__Data supplied__.
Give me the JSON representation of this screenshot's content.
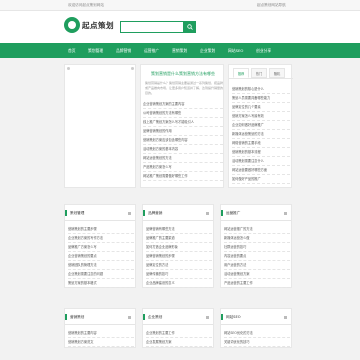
{
  "topbar": {
    "left": "欢迎访问起点策划网站",
    "right": "起点策划网站导航"
  },
  "header": {
    "logo_text": "起点策划",
    "search_placeholder": ""
  },
  "nav": [
    "首页",
    "策划管理",
    "品牌营销",
    "运营推广",
    "营销策划",
    "企业策划",
    "网站SEO",
    "创业分享"
  ],
  "news": {
    "headline": "策划营销是什么策划营销方法有哪些",
    "intro": "策划营销是什么？策划营销主要是通过一系列策划，把品牌或产品推向市场，让更多用户知道并了解，达到提升销量的目的。",
    "items": [
      "企业营销策划方案的主要内容",
      "公司营销策划的方法有哪些",
      "线上推广策划方案怎么写才能吸引人",
      "品牌营销策划的作用",
      "营销策划方案应该包含哪些内容",
      "活动策划方案的基本内容",
      "网站运营策划的方法",
      "产品策划方案怎么写",
      "网站推广策划需要做好哪些工作"
    ]
  },
  "tabbox": {
    "tabs": [
      "推荐",
      "热门",
      "随机"
    ],
    "items": [
      "营销策划的核心是什么",
      "策划人员需要具备哪些能力",
      "品牌定位的几个要素",
      "营销方案怎么写最有效",
      "企业如何做好品牌推广",
      "新媒体运营策划的方法",
      "网络营销的主要手段",
      "营销策划的基本流程",
      "活动策划需要注意什么",
      "网站运营要做好哪些方面",
      "如何做好产品的推广"
    ]
  },
  "panels": [
    {
      "title": "策划管理",
      "items": [
        "营销策划的主要步骤",
        "企业策划方案的写作方法",
        "品牌推广方案怎么写",
        "企业营销策划的要点",
        "营销团队的管理方法",
        "企业策划需要注意的问题",
        "策划方案的基本格式"
      ]
    },
    {
      "title": "品牌营销",
      "items": [
        "品牌营销有哪些方法",
        "品牌推广的主要渠道",
        "如何打造企业品牌形象",
        "品牌营销策划的步骤",
        "品牌定位的方法",
        "品牌传播的技巧",
        "企业品牌建设的意义"
      ]
    },
    {
      "title": "运营推广",
      "items": [
        "网站运营推广的方法",
        "新媒体运营怎么做",
        "社群运营的技巧",
        "内容运营的要点",
        "用户运营的方法",
        "活动运营策划方案",
        "产品运营的主要工作"
      ]
    },
    {
      "title": "营销策划",
      "items": [
        "营销策划的主要内容",
        "营销策划方案范文"
      ]
    },
    {
      "title": "企业策划",
      "items": [
        "企业策划的主要工作",
        "企业发展策划方案"
      ]
    },
    {
      "title": "网站SEO",
      "items": [
        "网站SEO优化的方法",
        "关键词优化的技巧"
      ]
    }
  ],
  "colors": {
    "brand": "#1f9e5e"
  }
}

__Task details__.
Find all lines where the word "title" appears. Copy them.

__Correct output__.
      "title": "策划管理",
      "title": "品牌营销",
      "title": "运营推广",
      "title": "营销策划",
      "title": "企业策划",
      "title": "网站SEO",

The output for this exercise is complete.